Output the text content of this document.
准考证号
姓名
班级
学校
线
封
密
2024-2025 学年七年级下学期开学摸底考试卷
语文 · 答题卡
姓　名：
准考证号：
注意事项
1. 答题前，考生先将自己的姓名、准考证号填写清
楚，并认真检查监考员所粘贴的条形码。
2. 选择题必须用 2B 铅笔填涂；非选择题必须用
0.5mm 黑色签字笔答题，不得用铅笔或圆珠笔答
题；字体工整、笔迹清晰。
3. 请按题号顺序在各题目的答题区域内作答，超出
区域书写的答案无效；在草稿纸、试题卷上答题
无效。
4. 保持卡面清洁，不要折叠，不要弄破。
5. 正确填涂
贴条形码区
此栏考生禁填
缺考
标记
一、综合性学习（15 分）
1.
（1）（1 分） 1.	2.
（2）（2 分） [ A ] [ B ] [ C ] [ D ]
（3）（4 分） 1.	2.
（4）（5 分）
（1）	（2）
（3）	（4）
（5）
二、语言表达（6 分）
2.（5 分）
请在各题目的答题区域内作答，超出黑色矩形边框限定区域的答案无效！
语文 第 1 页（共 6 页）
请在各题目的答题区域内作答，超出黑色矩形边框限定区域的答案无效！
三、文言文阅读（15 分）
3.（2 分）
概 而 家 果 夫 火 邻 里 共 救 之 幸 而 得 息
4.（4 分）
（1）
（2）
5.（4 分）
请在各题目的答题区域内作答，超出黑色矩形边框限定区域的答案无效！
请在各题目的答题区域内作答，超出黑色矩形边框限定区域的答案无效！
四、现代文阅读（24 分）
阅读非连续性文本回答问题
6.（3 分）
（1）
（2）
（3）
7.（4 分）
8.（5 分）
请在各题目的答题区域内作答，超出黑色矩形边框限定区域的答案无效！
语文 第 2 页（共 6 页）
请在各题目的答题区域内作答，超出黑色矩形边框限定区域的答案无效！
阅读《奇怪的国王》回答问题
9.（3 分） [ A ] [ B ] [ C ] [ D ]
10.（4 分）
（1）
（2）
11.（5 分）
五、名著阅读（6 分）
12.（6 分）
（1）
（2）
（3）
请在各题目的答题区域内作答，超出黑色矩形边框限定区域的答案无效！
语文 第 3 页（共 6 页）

- To be done -
Output the entries exactly.

- Result of this task -
Output the text content of this document.
准考证号
姓名
班级
学校
线
封
密
2024-2025 学年七年级下学期开学摸底考试卷
语文 · 答题卡
姓　名：
准考证号：
注意事项
1. 答题前，考生先将自己的姓名、准考证号填写清
楚，并认真检查监考员所粘贴的条形码。
2. 选择题必须用 2B 铅笔填涂；非选择题必须用
0.5mm 黑色签字笔答题，不得用铅笔或圆珠笔答
题；字体工整、笔迹清晰。
3. 请按题号顺序在各题目的答题区域内作答，超出
区域书写的答案无效；在草稿纸、试题卷上答题
无效。
4. 保持卡面清洁，不要折叠，不要弄破。
5. 正确填涂
贴条形码区
此栏考生禁填
缺考
标记
一、综合性学习（15 分）
1.
（1）（1 分） 1.	2.
（2）（2 分） [ A ] [ B ] [ C ] [ D ]
（3）（4 分） 1.	2.
（4）（5 分）
（1）	（2）
（3）	（4）
（5）
二、语言表达（6 分）
2.（5 分）
请在各题目的答题区域内作答，超出黑色矩形边框限定区域的答案无效！
语文 第 1 页（共 6 页）
请在各题目的答题区域内作答，超出黑色矩形边框限定区域的答案无效！
三、文言文阅读（15 分）
3.（2 分）
概 而 家 果 夫 火 邻 里 共 救 之 幸 而 得 息
4.（4 分）
（1）
（2）
5.（4 分）
请在各题目的答题区域内作答，超出黑色矩形边框限定区域的答案无效！
请在各题目的答题区域内作答，超出黑色矩形边框限定区域的答案无效！
四、现代文阅读（24 分）
阅读非连续性文本回答问题
6.（3 分）
（1）
（2）
（3）
7.（4 分）
8.（5 分）
请在各题目的答题区域内作答，超出黑色矩形边框限定区域的答案无效！
语文 第 2 页（共 6 页）
请在各题目的答题区域内作答，超出黑色矩形边框限定区域的答案无效！
阅读《奇怪的国王》回答问题
9.（3 分） [ A ] [ B ] [ C ] [ D ]
10.（4 分）
（1）
（2）
11.（5 分）
五、名著阅读（6 分）
12.（6 分）
（1）
（2）
（3）
请在各题目的答题区域内作答，超出黑色矩形边框限定区域的答案无效！
语文 第 3 页（共 6 页）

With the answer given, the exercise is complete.